**Listed entries**:
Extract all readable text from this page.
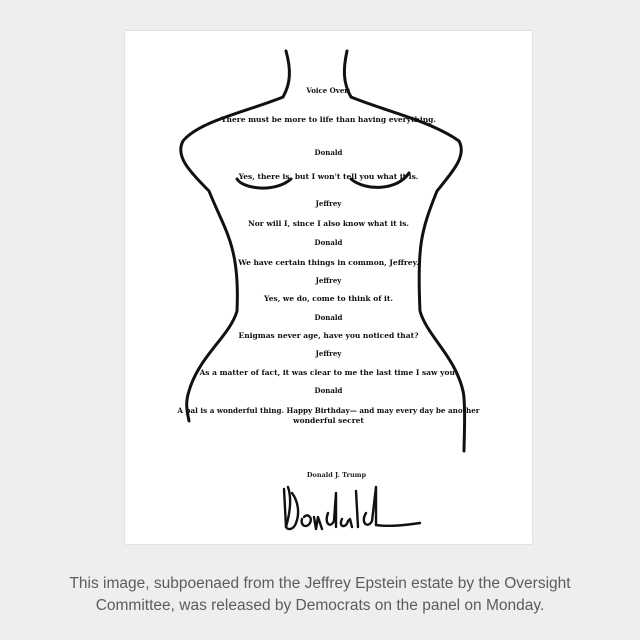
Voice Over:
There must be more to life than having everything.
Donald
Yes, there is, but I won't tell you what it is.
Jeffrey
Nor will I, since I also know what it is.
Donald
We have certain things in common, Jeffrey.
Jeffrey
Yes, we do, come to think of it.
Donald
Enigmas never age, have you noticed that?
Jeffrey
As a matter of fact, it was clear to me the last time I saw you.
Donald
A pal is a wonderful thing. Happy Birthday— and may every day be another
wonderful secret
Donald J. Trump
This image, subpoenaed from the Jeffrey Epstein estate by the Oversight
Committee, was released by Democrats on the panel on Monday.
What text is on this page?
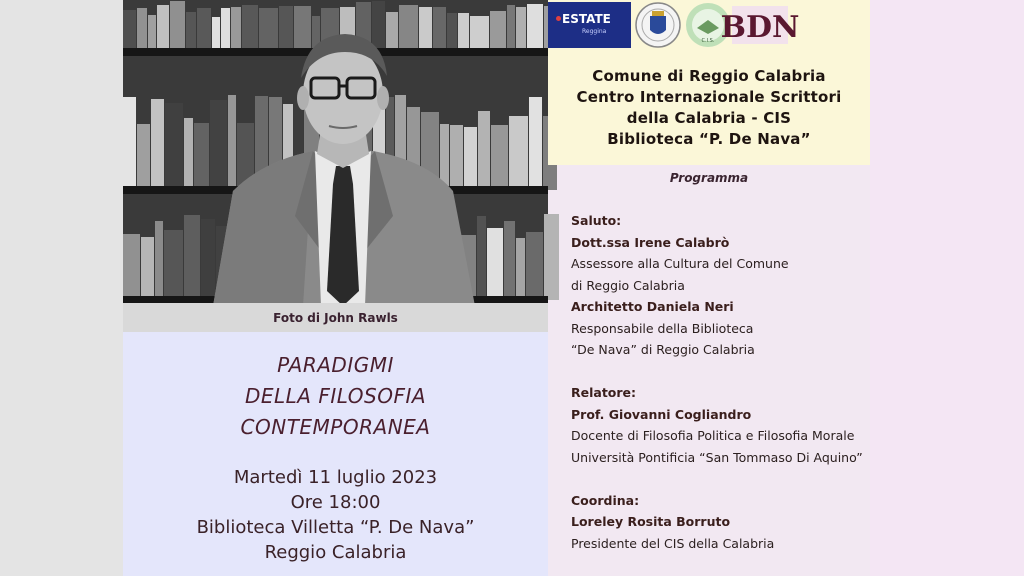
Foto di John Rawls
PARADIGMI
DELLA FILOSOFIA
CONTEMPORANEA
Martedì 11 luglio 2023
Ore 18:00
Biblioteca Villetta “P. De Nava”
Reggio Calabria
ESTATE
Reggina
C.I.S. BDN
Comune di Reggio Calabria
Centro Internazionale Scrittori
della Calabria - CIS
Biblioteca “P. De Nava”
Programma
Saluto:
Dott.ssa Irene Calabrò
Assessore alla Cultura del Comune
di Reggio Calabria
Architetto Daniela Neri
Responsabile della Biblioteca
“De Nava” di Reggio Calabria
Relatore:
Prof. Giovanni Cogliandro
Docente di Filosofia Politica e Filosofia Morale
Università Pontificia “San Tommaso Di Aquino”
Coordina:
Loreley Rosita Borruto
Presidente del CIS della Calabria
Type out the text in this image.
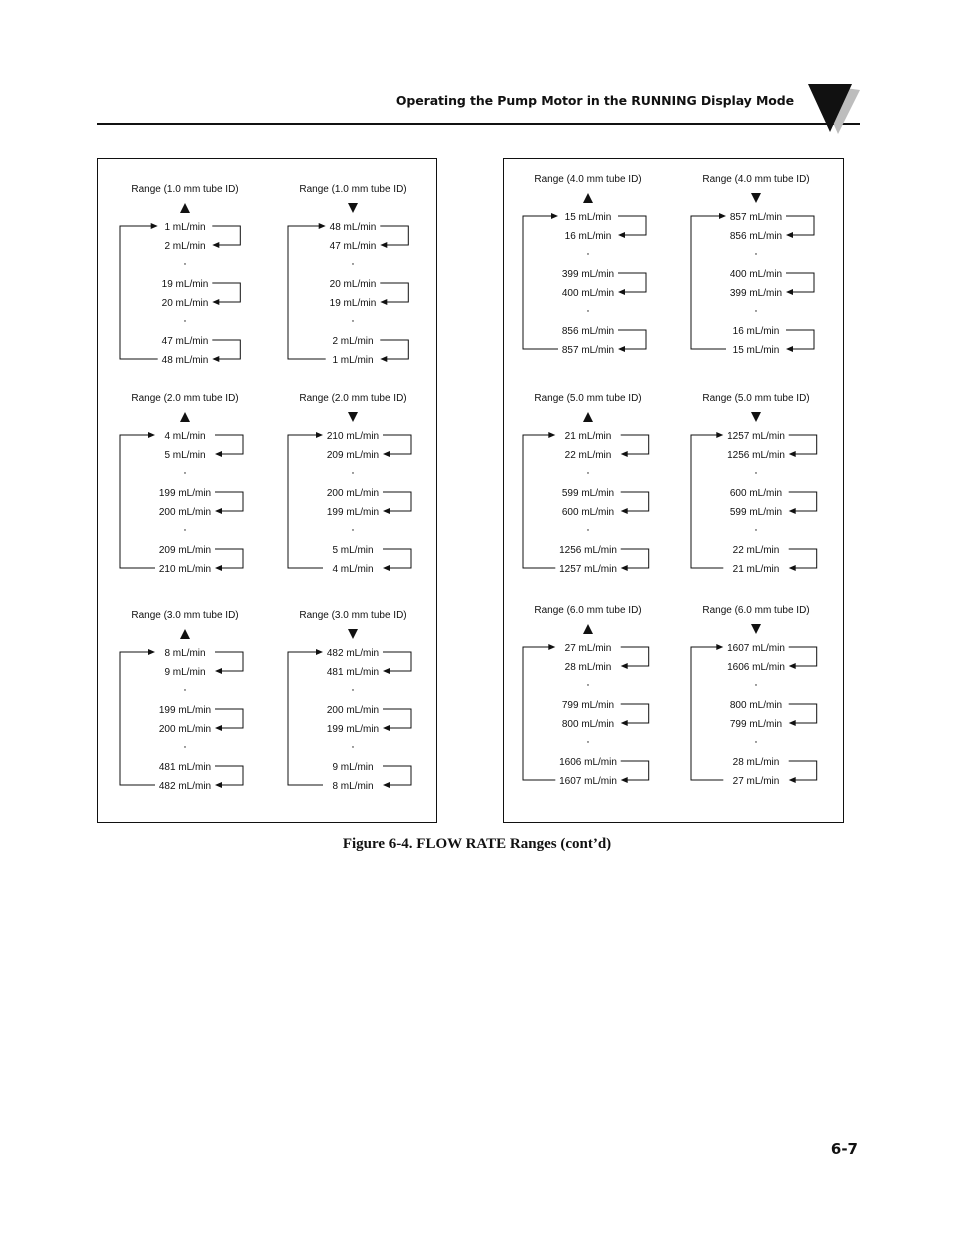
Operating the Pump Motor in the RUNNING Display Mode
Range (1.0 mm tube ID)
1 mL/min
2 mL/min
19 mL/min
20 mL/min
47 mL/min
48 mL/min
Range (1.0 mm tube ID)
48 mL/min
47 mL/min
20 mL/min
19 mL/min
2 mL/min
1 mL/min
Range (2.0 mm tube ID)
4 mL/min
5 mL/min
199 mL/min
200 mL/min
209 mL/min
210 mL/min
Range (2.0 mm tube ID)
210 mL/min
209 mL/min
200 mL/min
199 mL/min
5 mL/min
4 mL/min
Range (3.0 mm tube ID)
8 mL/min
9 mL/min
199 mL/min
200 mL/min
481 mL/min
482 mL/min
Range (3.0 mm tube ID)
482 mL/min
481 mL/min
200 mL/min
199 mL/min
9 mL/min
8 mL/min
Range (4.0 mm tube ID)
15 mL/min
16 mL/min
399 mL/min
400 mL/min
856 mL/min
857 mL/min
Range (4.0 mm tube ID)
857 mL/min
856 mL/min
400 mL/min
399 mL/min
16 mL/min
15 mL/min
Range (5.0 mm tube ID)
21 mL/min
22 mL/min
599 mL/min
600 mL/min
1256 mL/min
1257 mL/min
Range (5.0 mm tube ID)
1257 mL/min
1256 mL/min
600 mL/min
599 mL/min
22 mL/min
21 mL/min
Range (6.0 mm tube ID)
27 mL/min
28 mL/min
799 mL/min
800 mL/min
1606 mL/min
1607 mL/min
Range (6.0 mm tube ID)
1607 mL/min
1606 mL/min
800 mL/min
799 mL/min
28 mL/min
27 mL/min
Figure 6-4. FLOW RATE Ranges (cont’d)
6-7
* * *
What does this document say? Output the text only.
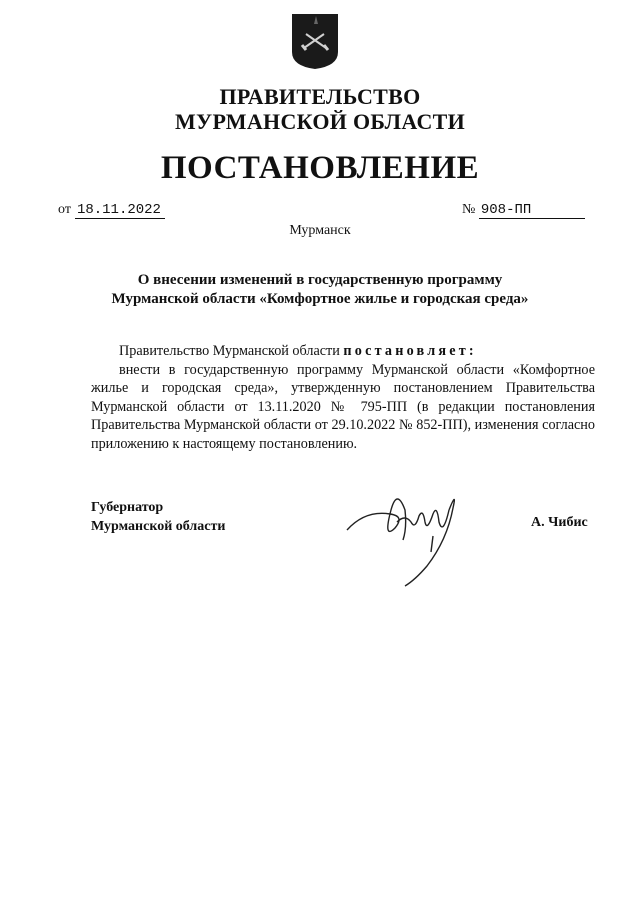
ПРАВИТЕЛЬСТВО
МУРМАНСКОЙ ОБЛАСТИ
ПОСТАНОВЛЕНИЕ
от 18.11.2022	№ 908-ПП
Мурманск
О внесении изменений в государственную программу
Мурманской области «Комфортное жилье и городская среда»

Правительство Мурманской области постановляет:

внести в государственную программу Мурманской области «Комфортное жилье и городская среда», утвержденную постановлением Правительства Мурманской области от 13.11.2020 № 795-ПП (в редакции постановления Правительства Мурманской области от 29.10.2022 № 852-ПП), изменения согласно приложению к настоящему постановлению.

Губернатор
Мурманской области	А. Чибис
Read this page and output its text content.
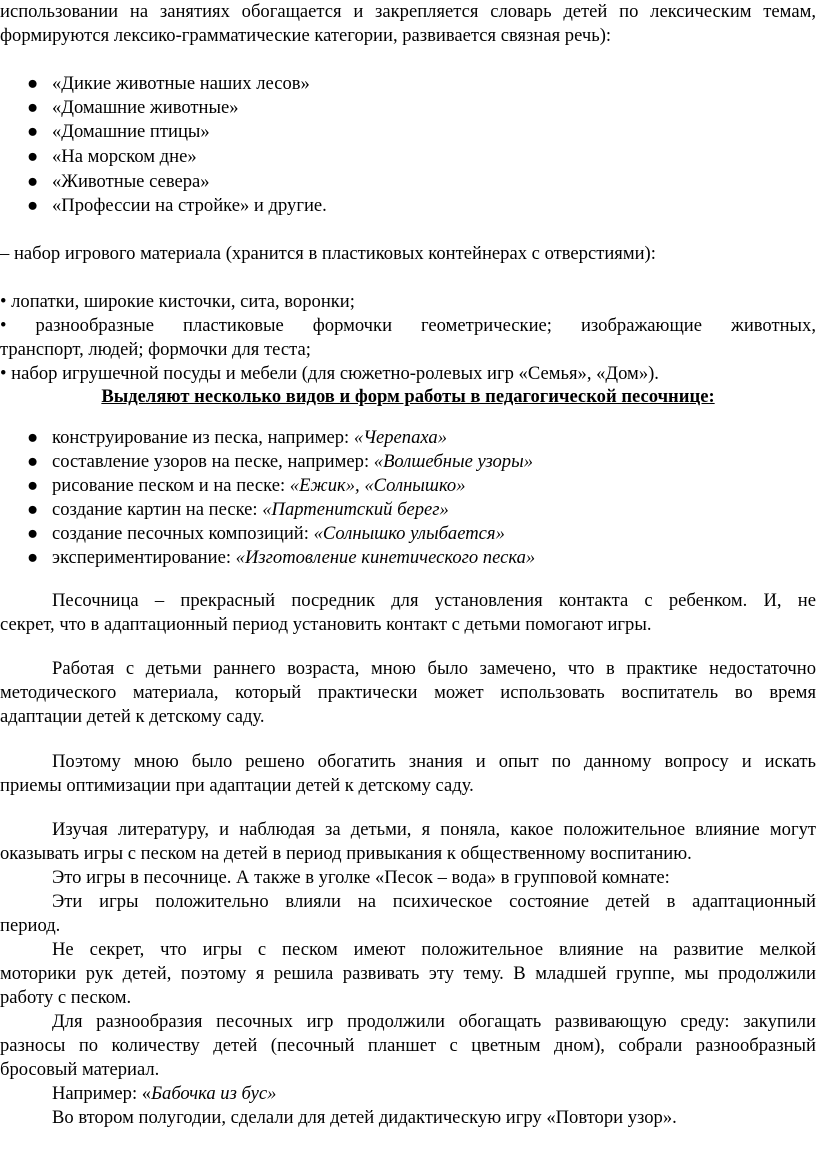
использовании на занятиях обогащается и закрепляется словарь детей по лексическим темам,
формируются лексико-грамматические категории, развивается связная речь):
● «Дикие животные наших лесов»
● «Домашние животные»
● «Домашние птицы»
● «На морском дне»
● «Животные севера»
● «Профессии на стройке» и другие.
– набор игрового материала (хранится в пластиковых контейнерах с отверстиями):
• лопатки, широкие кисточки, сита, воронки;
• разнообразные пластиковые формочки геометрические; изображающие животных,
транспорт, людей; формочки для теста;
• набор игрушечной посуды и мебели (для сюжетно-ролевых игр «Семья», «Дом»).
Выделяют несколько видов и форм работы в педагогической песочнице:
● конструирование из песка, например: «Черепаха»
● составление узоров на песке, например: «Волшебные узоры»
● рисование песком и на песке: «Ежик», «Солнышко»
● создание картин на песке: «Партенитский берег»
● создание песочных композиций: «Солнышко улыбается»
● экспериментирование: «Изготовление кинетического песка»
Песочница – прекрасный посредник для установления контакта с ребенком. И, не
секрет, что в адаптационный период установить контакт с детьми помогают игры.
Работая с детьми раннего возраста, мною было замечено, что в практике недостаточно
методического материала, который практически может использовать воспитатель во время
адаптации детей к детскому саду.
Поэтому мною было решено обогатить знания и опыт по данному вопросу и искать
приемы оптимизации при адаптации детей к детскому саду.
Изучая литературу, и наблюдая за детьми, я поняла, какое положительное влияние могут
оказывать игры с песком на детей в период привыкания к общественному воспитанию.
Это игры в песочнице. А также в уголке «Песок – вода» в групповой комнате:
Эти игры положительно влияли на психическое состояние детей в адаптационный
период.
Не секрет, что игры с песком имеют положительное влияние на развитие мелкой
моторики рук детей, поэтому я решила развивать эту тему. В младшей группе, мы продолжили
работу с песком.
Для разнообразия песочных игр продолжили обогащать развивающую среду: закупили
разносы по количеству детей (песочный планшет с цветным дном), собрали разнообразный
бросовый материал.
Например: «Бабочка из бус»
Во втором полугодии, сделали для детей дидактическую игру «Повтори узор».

**Work to complete**: From the listing, copy every line where the string "wonderful" appears.

**Solution for this exercise**:
A pal is a wonderful thing. Happy Birthday— and may every day be another
wonderful secret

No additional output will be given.